Return all lines in the material below that contain "axis".

━━━━━━━━━━━━━━━━━━━━━━━━━━━━━━

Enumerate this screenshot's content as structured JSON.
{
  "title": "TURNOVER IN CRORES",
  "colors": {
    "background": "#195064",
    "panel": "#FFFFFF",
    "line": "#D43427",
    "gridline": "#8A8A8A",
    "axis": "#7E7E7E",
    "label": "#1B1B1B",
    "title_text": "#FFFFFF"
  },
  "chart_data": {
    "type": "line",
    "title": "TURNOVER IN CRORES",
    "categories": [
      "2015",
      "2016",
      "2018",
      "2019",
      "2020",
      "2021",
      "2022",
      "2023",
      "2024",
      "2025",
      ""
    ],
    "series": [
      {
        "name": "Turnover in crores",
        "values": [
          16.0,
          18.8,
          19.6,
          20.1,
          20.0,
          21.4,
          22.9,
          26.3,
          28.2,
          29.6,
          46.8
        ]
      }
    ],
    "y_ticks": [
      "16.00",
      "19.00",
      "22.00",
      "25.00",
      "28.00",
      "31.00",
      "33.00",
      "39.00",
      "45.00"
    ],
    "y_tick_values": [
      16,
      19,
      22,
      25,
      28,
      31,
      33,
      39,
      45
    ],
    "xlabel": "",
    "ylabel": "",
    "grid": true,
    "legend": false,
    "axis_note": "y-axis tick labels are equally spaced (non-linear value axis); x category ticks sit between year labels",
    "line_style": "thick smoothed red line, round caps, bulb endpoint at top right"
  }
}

━━━━━━━━━━━━━━━━━━━━━━━━━━━━━━

Correct answer
    "axis": "#7E7E7E",
    "axis_note": "y-axis tick labels are equally spaced (non-linear value axis); x category ticks sit between year labels",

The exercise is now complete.